§ **The task**
Each entry must be reproduced precisely as it stands.
** START **
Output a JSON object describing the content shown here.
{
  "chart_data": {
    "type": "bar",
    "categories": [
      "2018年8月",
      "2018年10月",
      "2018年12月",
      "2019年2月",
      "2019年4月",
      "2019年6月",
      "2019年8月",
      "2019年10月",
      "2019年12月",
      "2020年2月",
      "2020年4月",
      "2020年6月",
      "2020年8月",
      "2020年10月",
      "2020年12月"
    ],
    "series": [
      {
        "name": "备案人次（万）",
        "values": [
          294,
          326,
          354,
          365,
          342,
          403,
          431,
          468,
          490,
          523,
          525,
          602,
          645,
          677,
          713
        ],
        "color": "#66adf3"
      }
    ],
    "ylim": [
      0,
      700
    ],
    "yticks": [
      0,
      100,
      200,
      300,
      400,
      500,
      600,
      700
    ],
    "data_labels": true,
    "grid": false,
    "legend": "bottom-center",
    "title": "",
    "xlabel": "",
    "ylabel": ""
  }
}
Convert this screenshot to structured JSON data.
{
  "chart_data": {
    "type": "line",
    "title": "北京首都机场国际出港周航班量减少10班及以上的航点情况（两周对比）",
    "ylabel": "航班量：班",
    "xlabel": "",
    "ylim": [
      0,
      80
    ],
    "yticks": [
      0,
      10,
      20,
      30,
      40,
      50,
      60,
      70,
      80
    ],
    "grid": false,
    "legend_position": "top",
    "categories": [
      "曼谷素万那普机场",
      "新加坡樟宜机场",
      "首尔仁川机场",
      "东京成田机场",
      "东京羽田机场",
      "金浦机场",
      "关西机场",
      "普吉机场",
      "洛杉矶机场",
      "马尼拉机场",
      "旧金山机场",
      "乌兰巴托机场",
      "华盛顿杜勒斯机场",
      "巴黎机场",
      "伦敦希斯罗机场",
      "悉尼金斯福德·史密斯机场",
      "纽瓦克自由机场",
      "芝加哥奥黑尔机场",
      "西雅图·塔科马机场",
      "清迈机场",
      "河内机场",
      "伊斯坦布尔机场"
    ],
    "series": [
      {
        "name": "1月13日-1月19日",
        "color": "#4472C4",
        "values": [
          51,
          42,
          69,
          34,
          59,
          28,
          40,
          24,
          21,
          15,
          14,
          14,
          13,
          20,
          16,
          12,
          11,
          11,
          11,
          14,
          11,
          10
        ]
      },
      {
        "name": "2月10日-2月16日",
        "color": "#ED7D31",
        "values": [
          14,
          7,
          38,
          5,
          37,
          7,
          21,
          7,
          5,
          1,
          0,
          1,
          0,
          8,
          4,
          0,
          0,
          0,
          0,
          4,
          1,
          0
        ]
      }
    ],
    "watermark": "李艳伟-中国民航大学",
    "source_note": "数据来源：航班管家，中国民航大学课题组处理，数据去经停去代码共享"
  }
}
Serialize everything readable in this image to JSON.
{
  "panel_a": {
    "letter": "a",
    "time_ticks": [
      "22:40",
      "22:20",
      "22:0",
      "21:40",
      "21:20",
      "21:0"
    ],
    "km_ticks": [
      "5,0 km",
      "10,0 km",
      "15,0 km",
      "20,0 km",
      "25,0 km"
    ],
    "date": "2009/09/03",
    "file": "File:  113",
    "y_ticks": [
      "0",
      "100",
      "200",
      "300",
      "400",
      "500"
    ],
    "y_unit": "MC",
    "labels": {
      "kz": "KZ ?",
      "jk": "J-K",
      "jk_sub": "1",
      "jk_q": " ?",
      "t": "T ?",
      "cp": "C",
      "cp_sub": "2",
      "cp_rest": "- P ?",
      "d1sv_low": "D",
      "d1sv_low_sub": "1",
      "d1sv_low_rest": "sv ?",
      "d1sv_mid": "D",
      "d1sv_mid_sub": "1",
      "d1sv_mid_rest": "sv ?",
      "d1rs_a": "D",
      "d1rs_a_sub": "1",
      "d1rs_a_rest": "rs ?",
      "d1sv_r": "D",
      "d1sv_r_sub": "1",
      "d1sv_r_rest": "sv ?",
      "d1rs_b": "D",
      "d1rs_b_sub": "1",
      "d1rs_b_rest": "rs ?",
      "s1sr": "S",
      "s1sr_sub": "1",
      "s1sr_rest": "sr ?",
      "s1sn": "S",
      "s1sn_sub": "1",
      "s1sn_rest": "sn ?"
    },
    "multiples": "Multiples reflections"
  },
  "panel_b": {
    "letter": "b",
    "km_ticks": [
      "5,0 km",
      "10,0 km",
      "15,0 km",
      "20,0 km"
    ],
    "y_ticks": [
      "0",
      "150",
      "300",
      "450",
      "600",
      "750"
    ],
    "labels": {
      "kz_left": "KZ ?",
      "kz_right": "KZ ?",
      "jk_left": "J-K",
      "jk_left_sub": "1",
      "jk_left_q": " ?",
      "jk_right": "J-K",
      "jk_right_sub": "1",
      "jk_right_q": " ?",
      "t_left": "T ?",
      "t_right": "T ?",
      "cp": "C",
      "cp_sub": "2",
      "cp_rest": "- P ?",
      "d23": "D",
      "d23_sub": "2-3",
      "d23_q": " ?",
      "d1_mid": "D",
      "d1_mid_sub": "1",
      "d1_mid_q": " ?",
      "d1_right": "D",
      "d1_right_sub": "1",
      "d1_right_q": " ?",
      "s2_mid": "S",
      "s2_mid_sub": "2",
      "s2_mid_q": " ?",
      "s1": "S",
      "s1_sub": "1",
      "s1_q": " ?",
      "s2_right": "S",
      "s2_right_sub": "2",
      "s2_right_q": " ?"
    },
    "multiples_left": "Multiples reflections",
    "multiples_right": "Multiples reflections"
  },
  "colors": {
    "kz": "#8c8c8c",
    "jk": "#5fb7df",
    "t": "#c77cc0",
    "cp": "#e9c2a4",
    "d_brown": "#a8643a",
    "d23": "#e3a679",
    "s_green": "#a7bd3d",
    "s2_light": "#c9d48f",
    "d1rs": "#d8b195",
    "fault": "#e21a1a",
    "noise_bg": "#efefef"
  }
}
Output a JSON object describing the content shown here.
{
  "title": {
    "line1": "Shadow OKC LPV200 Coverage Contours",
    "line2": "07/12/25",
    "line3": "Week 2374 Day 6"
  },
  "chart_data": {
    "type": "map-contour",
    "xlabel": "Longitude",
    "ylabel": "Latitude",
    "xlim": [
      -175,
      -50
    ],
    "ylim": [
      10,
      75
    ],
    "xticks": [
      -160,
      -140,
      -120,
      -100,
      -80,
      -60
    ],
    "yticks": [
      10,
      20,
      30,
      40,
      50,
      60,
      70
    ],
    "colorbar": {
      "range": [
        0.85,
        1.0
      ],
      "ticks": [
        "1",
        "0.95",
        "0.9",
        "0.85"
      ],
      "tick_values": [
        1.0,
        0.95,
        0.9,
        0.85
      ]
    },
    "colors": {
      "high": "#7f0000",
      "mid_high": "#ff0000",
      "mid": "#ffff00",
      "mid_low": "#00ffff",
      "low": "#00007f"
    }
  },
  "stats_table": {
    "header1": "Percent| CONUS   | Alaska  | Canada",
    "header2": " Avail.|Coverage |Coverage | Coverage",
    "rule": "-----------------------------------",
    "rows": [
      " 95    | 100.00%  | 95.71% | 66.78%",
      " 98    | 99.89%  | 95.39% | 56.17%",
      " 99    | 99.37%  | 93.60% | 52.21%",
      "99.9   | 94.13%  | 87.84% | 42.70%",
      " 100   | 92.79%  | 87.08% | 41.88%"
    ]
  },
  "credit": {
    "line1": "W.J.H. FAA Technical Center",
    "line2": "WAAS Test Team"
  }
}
** END **
§ **Solved exercise**
Output a JSON object describing the content shown here.
{
  "chart_data": {
    "type": "bar",
    "categories": [
      "2018年8月",
      "2018年10月",
      "2018年12月",
      "2019年2月",
      "2019年4月",
      "2019年6月",
      "2019年8月",
      "2019年10月",
      "2019年12月",
      "2020年2月",
      "2020年4月",
      "2020年6月",
      "2020年8月",
      "2020年10月",
      "2020年12月"
    ],
    "series": [
      {
        "name": "备案人次（万）",
        "values": [
          294,
          326,
          354,
          365,
          342,
          403,
          431,
          468,
          490,
          523,
          525,
          602,
          645,
          677,
          713
        ],
        "color": "#66adf3"
      }
    ],
    "ylim": [
      0,
      700
    ],
    "yticks": [
      0,
      100,
      200,
      300,
      400,
      500,
      600,
      700
    ],
    "data_labels": true,
    "grid": false,
    "legend": "bottom-center",
    "title": "",
    "xlabel": "",
    "ylabel": ""
  }
}
Convert this screenshot to structured JSON data.
{
  "chart_data": {
    "type": "line",
    "title": "北京首都机场国际出港周航班量减少10班及以上的航点情况（两周对比）",
    "ylabel": "航班量：班",
    "xlabel": "",
    "ylim": [
      0,
      80
    ],
    "yticks": [
      0,
      10,
      20,
      30,
      40,
      50,
      60,
      70,
      80
    ],
    "grid": false,
    "legend_position": "top",
    "categories": [
      "曼谷素万那普机场",
      "新加坡樟宜机场",
      "首尔仁川机场",
      "东京成田机场",
      "东京羽田机场",
      "金浦机场",
      "关西机场",
      "普吉机场",
      "洛杉矶机场",
      "马尼拉机场",
      "旧金山机场",
      "乌兰巴托机场",
      "华盛顿杜勒斯机场",
      "巴黎机场",
      "伦敦希斯罗机场",
      "悉尼金斯福德·史密斯机场",
      "纽瓦克自由机场",
      "芝加哥奥黑尔机场",
      "西雅图·塔科马机场",
      "清迈机场",
      "河内机场",
      "伊斯坦布尔机场"
    ],
    "series": [
      {
        "name": "1月13日-1月19日",
        "color": "#4472C4",
        "values": [
          51,
          42,
          69,
          34,
          59,
          28,
          40,
          24,
          21,
          15,
          14,
          14,
          13,
          20,
          16,
          12,
          11,
          11,
          11,
          14,
          11,
          10
        ]
      },
      {
        "name": "2月10日-2月16日",
        "color": "#ED7D31",
        "values": [
          14,
          7,
          38,
          5,
          37,
          7,
          21,
          7,
          5,
          1,
          0,
          1,
          0,
          8,
          4,
          0,
          0,
          0,
          0,
          4,
          1,
          0
        ]
      }
    ],
    "watermark": "李艳伟-中国民航大学",
    "source_note": "数据来源：航班管家，中国民航大学课题组处理，数据去经停去代码共享"
  }
}
Serialize everything readable in this image to JSON.
{
  "panel_a": {
    "letter": "a",
    "time_ticks": [
      "22:40",
      "22:20",
      "22:0",
      "21:40",
      "21:20",
      "21:0"
    ],
    "km_ticks": [
      "5,0 km",
      "10,0 km",
      "15,0 km",
      "20,0 km",
      "25,0 km"
    ],
    "date": "2009/09/03",
    "file": "File:  113",
    "y_ticks": [
      "0",
      "100",
      "200",
      "300",
      "400",
      "500"
    ],
    "y_unit": "MC",
    "labels": {
      "kz": "KZ ?",
      "jk": "J-K",
      "jk_sub": "1",
      "jk_q": " ?",
      "t": "T ?",
      "cp": "C",
      "cp_sub": "2",
      "cp_rest": "- P ?",
      "d1sv_low": "D",
      "d1sv_low_sub": "1",
      "d1sv_low_rest": "sv ?",
      "d1sv_mid": "D",
      "d1sv_mid_sub": "1",
      "d1sv_mid_rest": "sv ?",
      "d1rs_a": "D",
      "d1rs_a_sub": "1",
      "d1rs_a_rest": "rs ?",
      "d1sv_r": "D",
      "d1sv_r_sub": "1",
      "d1sv_r_rest": "sv ?",
      "d1rs_b": "D",
      "d1rs_b_sub": "1",
      "d1rs_b_rest": "rs ?",
      "s1sr": "S",
      "s1sr_sub": "1",
      "s1sr_rest": "sr ?",
      "s1sn": "S",
      "s1sn_sub": "1",
      "s1sn_rest": "sn ?"
    },
    "multiples": "Multiples reflections"
  },
  "panel_b": {
    "letter": "b",
    "km_ticks": [
      "5,0 km",
      "10,0 km",
      "15,0 km",
      "20,0 km"
    ],
    "y_ticks": [
      "0",
      "150",
      "300",
      "450",
      "600",
      "750"
    ],
    "labels": {
      "kz_left": "KZ ?",
      "kz_right": "KZ ?",
      "jk_left": "J-K",
      "jk_left_sub": "1",
      "jk_left_q": " ?",
      "jk_right": "J-K",
      "jk_right_sub": "1",
      "jk_right_q": " ?",
      "t_left": "T ?",
      "t_right": "T ?",
      "cp": "C",
      "cp_sub": "2",
      "cp_rest": "- P ?",
      "d23": "D",
      "d23_sub": "2-3",
      "d23_q": " ?",
      "d1_mid": "D",
      "d1_mid_sub": "1",
      "d1_mid_q": " ?",
      "d1_right": "D",
      "d1_right_sub": "1",
      "d1_right_q": " ?",
      "s2_mid": "S",
      "s2_mid_sub": "2",
      "s2_mid_q": " ?",
      "s1": "S",
      "s1_sub": "1",
      "s1_q": " ?",
      "s2_right": "S",
      "s2_right_sub": "2",
      "s2_right_q": " ?"
    },
    "multiples_left": "Multiples reflections",
    "multiples_right": "Multiples reflections"
  },
  "colors": {
    "kz": "#8c8c8c",
    "jk": "#5fb7df",
    "t": "#c77cc0",
    "cp": "#e9c2a4",
    "d_brown": "#a8643a",
    "d23": "#e3a679",
    "s_green": "#a7bd3d",
    "s2_light": "#c9d48f",
    "d1rs": "#d8b195",
    "fault": "#e21a1a",
    "noise_bg": "#efefef"
  }
}
Output a JSON object describing the content shown here.
{
  "title": {
    "line1": "Shadow OKC LPV200 Coverage Contours",
    "line2": "07/12/25",
    "line3": "Week 2374 Day 6"
  },
  "chart_data": {
    "type": "map-contour",
    "xlabel": "Longitude",
    "ylabel": "Latitude",
    "xlim": [
      -175,
      -50
    ],
    "ylim": [
      10,
      75
    ],
    "xticks": [
      -160,
      -140,
      -120,
      -100,
      -80,
      -60
    ],
    "yticks": [
      10,
      20,
      30,
      40,
      50,
      60,
      70
    ],
    "colorbar": {
      "range": [
        0.85,
        1.0
      ],
      "ticks": [
        "1",
        "0.95",
        "0.9",
        "0.85"
      ],
      "tick_values": [
        1.0,
        0.95,
        0.9,
        0.85
      ]
    },
    "colors": {
      "high": "#7f0000",
      "mid_high": "#ff0000",
      "mid": "#ffff00",
      "mid_low": "#00ffff",
      "low": "#00007f"
    }
  },
  "stats_table": {
    "header1": "Percent| CONUS   | Alaska  | Canada",
    "header2": " Avail.|Coverage |Coverage | Coverage",
    "rule": "-----------------------------------",
    "rows": [
      " 95    | 100.00%  | 95.71% | 66.78%",
      " 98    | 99.89%  | 95.39% | 56.17%",
      " 99    | 99.37%  | 93.60% | 52.21%",
      "99.9   | 94.13%  | 87.84% | 42.70%",
      " 100   | 92.79%  | 87.08% | 41.88%"
    ]
  },
  "credit": {
    "line1": "W.J.H. FAA Technical Center",
    "line2": "WAAS Test Team"
  }
}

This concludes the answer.